— Requisitos del ejercicio —
1) Según el texto, ¿desde qué fecha rechaza la ciudadanía a la casta política en las calles y las plazas?
2) Transcribe del texto el fragmento que va de "Hace unos días" a "y las plazas.".
---------- Texto dado
Hace unos días me encontré con un amigo en un café. Mientras conversábamos, entra un diputado; ha sabido mantener su curul mucho tiempo. Ha cambiado el color de su corbata varias veces y acrecentado su poder legislatura tras legislatura. Su red de relaciones le permitió escoger el partido-empresa para las elecciones del 2015. Un individuo como muchos de los 158 en el actual Congreso; prototipo de la casta política que la ciudadanía está rechazando abierta y masivamente desde el 25 de abril en las calles y las plazas.
Se sienta en un lugar apartado. Le atienden con esmero. Súbito, alguien se levanta de su lugar y se le acerca. Lo saluda y abraza como si fueran comparsas de toda la vida; no puedo evitar pensar si es así en realidad, o lo que motiva tan efusivo saludo es que las probabilidades de que ese diputado llegue a jugar un papel importante en la próxima legislatura son muy altas…
Mi amigo comenta de inmediato: “¿Cómo es posible que personas que se burlan abiertamente de las necesidades de la sociedad, que acrecientan su poder y riqueza a nuestras costillas, sigan transitando por las calles, sentándose en cafetines exclusivos, y vivir en la ‘comunidad’ sin que nadie se inmute? ¡Si entrara un niño lustrador a pedir un pedazo de pan, se armaría de inmediato un escándalo, pero llega un caco trajeado y se levantan dos meseros a ofrecerle la mesa más exclusiva del local!”.
--------------------
---------- Extractos de filas
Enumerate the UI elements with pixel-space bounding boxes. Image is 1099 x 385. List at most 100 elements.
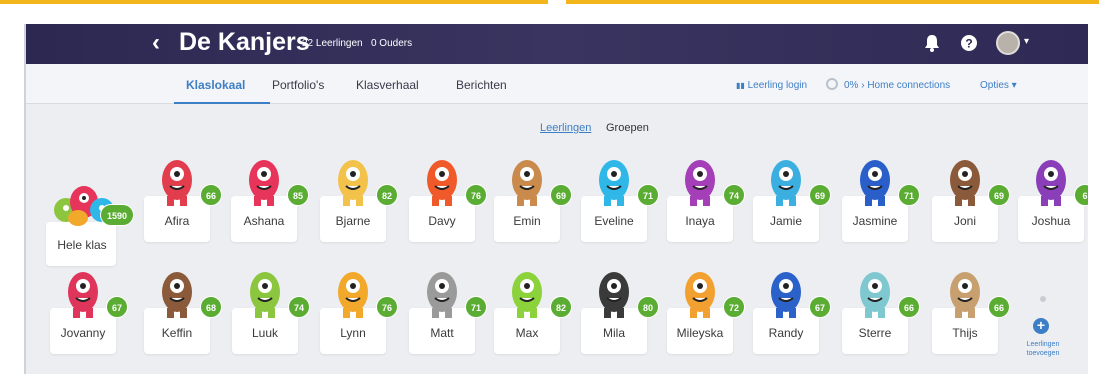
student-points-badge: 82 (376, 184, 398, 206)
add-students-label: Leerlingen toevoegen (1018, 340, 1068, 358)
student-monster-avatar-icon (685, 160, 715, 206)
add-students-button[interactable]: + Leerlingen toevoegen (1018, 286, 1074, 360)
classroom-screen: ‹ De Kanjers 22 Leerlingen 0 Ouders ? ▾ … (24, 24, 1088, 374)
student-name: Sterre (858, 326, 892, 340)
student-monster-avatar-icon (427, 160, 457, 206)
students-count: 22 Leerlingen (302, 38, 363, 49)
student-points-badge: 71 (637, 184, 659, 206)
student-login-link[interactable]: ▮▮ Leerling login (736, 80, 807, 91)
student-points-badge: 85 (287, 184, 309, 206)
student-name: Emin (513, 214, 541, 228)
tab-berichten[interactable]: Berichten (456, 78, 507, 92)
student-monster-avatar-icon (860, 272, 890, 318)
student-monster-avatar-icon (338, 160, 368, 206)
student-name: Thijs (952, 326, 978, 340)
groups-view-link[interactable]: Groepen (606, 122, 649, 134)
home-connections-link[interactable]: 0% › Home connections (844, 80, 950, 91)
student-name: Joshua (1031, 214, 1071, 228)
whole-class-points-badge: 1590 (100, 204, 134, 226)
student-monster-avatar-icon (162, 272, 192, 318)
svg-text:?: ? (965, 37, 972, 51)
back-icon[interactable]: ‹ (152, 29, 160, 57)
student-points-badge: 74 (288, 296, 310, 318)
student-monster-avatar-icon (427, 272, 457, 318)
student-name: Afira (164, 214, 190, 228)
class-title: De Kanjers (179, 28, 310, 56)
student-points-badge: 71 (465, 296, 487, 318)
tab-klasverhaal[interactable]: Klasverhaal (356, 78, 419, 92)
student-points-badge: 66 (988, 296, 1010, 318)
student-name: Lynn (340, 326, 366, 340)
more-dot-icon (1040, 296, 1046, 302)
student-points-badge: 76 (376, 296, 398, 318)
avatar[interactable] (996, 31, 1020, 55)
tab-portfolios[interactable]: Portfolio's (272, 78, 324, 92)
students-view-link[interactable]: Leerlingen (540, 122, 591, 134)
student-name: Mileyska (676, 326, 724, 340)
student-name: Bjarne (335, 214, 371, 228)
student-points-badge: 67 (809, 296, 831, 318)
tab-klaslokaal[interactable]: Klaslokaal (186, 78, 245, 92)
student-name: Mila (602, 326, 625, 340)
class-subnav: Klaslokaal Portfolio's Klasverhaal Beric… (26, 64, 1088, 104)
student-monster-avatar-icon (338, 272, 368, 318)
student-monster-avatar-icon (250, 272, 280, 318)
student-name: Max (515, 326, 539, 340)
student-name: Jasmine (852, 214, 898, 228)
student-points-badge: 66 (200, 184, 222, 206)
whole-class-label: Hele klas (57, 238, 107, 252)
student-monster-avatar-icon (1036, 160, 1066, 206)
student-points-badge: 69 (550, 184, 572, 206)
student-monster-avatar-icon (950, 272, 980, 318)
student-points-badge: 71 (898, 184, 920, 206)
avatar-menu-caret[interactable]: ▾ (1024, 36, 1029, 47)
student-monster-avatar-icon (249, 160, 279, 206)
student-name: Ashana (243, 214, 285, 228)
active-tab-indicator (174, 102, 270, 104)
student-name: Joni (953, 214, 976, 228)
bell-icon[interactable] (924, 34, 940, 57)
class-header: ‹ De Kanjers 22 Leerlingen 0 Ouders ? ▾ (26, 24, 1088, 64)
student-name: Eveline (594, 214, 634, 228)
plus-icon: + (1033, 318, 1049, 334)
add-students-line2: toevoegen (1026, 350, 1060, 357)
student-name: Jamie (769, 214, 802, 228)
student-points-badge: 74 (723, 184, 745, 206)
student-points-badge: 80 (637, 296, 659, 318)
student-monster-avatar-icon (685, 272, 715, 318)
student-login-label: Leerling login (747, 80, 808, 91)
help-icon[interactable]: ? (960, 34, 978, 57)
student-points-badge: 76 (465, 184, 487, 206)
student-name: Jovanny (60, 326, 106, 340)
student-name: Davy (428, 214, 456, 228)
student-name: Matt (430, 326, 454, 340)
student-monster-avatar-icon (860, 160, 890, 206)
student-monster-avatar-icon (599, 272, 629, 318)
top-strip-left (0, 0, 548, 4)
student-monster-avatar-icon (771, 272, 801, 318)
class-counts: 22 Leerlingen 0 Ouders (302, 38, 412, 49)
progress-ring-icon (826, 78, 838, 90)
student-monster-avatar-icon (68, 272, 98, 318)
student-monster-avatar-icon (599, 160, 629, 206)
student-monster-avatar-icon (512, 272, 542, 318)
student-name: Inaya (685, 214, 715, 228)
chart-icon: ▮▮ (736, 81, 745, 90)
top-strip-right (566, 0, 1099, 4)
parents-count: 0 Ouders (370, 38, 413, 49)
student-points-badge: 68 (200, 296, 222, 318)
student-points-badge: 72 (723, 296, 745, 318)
--------------------
— Respuestas completas —
1) Desde el 25 de abril.

2)
Hace unos días me encontré con un amigo en un café. Mientras conversábamos, entra un diputado; ha sabido mantener su curul mucho tiempo. Ha cambiado el color de su corbata varias veces y acrecentado su poder legislatura tras legislatura. Su red de relaciones le permitió escoger el partido-empresa para las elecciones del 2015. Un individuo como muchos de los 158 en el actual Congreso; prototipo de la casta política que la ciudadanía está rechazando abierta y masivamente desde el 25 de abril en las calles y las plazas.